(SOURCE EXTRACT)

· · ·

Break-Glass Access

Emergency local-admin credential that activates only when LDAP is the active backend and the LDAP probe is currently failing. Designed for the case where the directory goes down and the only operator account is LDAP-resolved.

Configure

auth:
  backend: ldap
  ldap:
    # ... normal LDAP config ...
  breakGlass:
    username: emergency-admin
    passwordHash: "${HORIZON_BREAK_GLASS_HASH}"
    roles: [admin]

Fields

Field Type Default Required Notes
breakGlass.username string (min 1) yes (if block present) Break-glass login name. Choose something not in the directory.
breakGlass.passwordHash string (min 1) yes (if block present) Argon2id hash. Generate via pnpm --filter bff cli:hash.
breakGlass.roles string[] ['admin'] no Roles granted during a break-glass session. Defaults to admin because the purpose is recovery.

The block is optional — leave it out (or commented) to disable break-glass entirely.

Activation conditions

Break-glass is honored at login only when both are true:

  1. auth.backend: ldap (the block is unused in local mode — a startup warning is logged if both are present).
  2. ldapHealth.isUnhealthy() returns true at the moment of login. The probe runs continuously; “unhealthy” means the last probe (TCP / bind / search) failed.

· · ·

(DIRECTIONS FOR THIS TASK) Could you return, word for word, the part of the break-glass access text between "Break-glass is honored" and "both are present).", inclusive?

Items from a data source
· · ·

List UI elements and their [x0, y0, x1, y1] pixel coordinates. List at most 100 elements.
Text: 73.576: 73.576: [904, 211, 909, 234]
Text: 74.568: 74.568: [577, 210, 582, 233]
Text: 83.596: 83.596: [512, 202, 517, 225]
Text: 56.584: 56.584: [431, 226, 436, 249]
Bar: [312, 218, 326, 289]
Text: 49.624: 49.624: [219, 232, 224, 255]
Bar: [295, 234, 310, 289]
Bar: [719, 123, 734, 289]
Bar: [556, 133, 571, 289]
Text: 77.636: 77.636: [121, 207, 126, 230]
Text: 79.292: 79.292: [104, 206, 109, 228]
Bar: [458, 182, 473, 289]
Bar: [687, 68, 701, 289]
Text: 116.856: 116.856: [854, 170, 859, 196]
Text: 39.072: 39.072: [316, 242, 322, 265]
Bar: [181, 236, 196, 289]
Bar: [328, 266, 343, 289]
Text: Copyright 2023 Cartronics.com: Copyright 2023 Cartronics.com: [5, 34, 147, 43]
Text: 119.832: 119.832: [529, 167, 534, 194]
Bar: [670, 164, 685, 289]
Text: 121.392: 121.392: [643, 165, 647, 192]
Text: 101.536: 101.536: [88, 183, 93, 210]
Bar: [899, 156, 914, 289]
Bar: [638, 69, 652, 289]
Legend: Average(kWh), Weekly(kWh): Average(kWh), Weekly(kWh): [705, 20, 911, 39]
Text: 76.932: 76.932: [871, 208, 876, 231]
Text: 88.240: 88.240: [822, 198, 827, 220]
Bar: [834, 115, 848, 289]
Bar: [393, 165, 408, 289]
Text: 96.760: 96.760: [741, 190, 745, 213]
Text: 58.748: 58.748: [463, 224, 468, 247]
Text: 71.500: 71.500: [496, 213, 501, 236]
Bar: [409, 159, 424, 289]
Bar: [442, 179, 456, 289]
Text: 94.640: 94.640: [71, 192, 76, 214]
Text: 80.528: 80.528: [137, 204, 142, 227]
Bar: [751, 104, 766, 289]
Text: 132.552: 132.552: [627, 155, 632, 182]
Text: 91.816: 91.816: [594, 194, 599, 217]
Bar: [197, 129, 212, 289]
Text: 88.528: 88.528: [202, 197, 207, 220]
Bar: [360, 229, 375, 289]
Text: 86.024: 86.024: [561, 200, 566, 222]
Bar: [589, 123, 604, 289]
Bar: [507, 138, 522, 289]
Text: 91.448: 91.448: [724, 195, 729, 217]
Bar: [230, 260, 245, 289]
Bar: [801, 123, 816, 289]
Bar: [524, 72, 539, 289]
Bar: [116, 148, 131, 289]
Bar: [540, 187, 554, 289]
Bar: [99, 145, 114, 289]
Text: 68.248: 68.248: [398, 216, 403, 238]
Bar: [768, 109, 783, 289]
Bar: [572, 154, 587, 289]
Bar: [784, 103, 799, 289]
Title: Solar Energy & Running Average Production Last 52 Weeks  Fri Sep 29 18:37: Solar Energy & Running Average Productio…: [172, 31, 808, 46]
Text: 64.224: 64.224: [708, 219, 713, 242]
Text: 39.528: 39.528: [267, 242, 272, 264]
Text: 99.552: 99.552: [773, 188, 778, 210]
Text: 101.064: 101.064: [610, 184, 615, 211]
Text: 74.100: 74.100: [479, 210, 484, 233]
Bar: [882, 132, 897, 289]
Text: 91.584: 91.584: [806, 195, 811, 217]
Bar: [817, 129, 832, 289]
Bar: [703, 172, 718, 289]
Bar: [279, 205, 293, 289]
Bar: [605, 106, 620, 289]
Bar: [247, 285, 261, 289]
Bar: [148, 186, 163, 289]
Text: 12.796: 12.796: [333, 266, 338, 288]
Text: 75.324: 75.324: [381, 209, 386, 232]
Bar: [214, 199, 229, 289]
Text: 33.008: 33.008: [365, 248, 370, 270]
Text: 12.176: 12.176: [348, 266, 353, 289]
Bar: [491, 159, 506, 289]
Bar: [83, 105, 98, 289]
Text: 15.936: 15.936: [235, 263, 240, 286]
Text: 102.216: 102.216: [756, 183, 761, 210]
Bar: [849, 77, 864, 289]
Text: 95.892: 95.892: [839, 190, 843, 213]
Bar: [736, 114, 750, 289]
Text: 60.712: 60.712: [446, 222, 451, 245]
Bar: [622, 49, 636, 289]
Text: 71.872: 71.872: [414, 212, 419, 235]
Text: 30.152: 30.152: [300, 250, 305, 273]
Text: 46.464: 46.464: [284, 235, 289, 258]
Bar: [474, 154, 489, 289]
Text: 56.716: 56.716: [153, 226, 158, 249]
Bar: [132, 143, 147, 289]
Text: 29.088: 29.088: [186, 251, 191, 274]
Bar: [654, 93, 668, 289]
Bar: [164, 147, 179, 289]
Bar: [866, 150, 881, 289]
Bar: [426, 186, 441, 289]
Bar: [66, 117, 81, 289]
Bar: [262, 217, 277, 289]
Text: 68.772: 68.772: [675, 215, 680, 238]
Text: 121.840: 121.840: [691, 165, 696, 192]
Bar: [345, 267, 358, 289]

· · ·

(YOUR SOLUTION)
Break-glass is honored at login only when both are true:

  1. auth.backend: ldap (the block is unused in local mode — a startup warning is logged if both are present).